Task statement -
Copy out the stretch of items from the very first line through the line containing "sidebar-item-posts[interactable]: Posts [0,72,172,106]", reproducing each line without any change.

Task input -
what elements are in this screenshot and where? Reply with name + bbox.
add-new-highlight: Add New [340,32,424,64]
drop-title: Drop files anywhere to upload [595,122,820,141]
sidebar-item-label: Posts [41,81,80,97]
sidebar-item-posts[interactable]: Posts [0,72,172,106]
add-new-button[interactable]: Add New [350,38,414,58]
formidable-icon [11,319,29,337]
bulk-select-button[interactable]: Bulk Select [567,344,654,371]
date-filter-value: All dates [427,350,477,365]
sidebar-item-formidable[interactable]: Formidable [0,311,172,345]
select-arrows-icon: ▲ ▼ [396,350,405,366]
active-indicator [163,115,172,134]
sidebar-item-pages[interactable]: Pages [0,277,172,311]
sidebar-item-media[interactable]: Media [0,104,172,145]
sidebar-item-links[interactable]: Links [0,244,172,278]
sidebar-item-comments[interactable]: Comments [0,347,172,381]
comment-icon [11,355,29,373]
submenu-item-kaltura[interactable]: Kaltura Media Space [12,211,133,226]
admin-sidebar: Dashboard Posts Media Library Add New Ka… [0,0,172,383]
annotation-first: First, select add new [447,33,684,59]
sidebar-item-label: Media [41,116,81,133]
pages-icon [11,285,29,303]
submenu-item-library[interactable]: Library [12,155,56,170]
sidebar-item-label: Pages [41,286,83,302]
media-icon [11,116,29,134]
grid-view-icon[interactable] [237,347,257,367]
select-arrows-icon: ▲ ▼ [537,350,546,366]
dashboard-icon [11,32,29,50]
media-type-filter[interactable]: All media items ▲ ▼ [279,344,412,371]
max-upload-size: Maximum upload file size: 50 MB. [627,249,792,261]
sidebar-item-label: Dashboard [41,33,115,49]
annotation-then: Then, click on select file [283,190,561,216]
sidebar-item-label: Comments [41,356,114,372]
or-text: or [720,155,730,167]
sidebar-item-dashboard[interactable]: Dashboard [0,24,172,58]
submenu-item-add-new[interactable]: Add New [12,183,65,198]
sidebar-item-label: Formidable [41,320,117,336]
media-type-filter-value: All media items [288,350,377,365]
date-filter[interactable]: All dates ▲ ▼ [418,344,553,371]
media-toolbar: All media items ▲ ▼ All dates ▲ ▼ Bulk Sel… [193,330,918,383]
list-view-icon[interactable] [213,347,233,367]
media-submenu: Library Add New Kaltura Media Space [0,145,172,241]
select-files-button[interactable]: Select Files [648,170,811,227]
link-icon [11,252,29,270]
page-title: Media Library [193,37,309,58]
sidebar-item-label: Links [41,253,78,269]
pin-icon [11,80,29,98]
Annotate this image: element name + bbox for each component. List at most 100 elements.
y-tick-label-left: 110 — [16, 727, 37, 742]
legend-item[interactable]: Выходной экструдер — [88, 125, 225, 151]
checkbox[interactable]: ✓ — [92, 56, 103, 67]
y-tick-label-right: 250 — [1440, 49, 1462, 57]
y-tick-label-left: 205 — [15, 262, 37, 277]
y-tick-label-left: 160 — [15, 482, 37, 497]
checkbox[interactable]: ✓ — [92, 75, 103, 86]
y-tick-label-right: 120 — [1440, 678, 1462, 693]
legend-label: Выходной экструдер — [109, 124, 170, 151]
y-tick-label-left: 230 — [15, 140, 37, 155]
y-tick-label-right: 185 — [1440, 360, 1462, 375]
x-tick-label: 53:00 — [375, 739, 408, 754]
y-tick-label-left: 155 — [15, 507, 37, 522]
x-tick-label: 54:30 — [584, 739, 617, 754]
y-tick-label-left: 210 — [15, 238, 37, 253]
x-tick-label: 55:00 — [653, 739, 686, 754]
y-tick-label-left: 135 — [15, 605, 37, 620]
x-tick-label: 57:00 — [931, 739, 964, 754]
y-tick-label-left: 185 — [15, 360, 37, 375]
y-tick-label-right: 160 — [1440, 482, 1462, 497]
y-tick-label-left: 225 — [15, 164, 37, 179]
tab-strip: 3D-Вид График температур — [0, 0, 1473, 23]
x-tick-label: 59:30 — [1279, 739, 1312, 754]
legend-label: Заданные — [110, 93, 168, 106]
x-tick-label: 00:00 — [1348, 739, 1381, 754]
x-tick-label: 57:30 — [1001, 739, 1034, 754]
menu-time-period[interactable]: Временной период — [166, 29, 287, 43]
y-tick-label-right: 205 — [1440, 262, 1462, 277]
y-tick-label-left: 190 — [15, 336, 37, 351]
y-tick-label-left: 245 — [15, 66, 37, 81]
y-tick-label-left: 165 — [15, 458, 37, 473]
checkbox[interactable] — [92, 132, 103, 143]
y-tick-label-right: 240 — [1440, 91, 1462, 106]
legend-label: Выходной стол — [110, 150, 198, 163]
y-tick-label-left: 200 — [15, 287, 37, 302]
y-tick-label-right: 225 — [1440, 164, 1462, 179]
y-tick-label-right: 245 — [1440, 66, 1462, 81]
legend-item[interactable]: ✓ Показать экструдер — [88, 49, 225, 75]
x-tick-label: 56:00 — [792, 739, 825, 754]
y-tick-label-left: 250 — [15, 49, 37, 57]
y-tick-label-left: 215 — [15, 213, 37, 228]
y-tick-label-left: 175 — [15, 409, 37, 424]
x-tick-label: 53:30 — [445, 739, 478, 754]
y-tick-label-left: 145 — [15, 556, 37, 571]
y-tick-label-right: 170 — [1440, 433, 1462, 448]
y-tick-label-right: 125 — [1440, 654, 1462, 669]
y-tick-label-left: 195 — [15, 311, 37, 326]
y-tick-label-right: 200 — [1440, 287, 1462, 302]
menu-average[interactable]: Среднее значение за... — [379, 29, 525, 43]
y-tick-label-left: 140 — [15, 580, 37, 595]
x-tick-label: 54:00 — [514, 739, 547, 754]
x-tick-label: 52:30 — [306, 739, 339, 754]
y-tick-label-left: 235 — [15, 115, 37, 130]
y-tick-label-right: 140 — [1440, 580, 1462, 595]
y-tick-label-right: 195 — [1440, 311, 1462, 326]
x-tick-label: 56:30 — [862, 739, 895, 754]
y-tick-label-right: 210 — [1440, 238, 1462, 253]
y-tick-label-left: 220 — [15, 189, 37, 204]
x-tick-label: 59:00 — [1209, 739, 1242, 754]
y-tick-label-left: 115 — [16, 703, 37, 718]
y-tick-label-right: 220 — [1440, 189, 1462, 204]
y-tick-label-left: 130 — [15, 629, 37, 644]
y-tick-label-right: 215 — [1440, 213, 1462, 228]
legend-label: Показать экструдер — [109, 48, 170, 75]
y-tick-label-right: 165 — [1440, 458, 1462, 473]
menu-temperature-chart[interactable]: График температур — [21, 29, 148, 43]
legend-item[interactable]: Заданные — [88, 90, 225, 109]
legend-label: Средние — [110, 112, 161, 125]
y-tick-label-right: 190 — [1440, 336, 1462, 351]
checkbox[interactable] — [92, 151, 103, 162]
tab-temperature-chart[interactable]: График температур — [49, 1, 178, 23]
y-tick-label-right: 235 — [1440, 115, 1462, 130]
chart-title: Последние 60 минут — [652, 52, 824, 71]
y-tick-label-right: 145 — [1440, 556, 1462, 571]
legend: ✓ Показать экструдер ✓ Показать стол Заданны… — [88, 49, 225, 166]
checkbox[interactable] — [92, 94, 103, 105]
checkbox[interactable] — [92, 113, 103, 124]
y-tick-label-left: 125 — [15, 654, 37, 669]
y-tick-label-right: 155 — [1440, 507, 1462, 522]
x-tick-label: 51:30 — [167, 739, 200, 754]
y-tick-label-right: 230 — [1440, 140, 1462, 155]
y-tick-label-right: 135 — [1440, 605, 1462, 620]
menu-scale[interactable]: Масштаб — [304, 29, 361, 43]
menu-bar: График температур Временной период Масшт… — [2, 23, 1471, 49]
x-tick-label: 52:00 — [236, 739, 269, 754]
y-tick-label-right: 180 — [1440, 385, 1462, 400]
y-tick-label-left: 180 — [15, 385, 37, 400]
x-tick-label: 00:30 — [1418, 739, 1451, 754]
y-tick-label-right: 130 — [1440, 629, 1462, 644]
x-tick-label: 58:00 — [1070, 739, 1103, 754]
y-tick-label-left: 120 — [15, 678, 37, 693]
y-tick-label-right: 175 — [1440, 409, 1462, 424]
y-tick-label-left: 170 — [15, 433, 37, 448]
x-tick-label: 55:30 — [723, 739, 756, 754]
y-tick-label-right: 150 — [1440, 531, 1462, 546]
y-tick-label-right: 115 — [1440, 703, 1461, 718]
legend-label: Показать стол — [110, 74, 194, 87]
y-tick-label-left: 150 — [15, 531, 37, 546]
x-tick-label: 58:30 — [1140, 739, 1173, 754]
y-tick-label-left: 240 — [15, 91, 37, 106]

Response below -
what elements are in this screenshot and where? Reply with name + bbox.
add-new-highlight: Add New [340,32,424,64]
drop-title: Drop files anywhere to upload [595,122,820,141]
sidebar-item-label: Posts [41,81,80,97]
sidebar-item-posts[interactable]: Posts [0,72,172,106]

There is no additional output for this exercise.